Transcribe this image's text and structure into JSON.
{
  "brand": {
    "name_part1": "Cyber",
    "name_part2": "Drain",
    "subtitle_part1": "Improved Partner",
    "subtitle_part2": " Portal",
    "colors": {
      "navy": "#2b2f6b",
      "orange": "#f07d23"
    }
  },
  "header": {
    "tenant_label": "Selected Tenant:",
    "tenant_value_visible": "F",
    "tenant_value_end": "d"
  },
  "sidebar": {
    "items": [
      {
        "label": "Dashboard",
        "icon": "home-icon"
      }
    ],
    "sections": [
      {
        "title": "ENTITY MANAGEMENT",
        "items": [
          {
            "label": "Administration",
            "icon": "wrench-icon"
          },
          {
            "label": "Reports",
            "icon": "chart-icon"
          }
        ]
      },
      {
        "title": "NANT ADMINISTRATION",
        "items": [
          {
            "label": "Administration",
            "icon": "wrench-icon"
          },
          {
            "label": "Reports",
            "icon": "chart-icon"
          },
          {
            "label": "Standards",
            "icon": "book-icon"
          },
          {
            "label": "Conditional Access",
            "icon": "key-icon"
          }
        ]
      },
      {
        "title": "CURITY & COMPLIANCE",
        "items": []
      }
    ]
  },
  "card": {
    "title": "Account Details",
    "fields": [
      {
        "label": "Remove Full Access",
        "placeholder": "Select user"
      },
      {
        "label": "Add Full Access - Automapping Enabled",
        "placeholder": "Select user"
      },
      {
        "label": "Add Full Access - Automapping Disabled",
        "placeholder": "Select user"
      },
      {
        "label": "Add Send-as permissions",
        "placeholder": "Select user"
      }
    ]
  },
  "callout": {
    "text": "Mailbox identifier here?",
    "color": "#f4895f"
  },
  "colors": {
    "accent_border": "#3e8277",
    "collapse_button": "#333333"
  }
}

#### Problem statement
Return the whole listing exactly, with every line included.

#### Answer to the exercise
Transcribe this image's text and structure into JSON.
{
  "brand": {
    "name_part1": "Cyber",
    "name_part2": "Drain",
    "subtitle_part1": "Improved Partner",
    "subtitle_part2": " Portal",
    "colors": {
      "navy": "#2b2f6b",
      "orange": "#f07d23"
    }
  },
  "header": {
    "tenant_label": "Selected Tenant:",
    "tenant_value_visible": "F",
    "tenant_value_end": "d"
  },
  "sidebar": {
    "items": [
      {
        "label": "Dashboard",
        "icon": "home-icon"
      }
    ],
    "sections": [
      {
        "title": "ENTITY MANAGEMENT",
        "items": [
          {
            "label": "Administration",
            "icon": "wrench-icon"
          },
          {
            "label": "Reports",
            "icon": "chart-icon"
          }
        ]
      },
      {
        "title": "NANT ADMINISTRATION",
        "items": [
          {
            "label": "Administration",
            "icon": "wrench-icon"
          },
          {
            "label": "Reports",
            "icon": "chart-icon"
          },
          {
            "label": "Standards",
            "icon": "book-icon"
          },
          {
            "label": "Conditional Access",
            "icon": "key-icon"
          }
        ]
      },
      {
        "title": "CURITY & COMPLIANCE",
        "items": []
      }
    ]
  },
  "card": {
    "title": "Account Details",
    "fields": [
      {
        "label": "Remove Full Access",
        "placeholder": "Select user"
      },
      {
        "label": "Add Full Access - Automapping Enabled",
        "placeholder": "Select user"
      },
      {
        "label": "Add Full Access - Automapping Disabled",
        "placeholder": "Select user"
      },
      {
        "label": "Add Send-as permissions",
        "placeholder": "Select user"
      }
    ]
  },
  "callout": {
    "text": "Mailbox identifier here?",
    "color": "#f4895f"
  },
  "colors": {
    "accent_border": "#3e8277",
    "collapse_button": "#333333"
  }
}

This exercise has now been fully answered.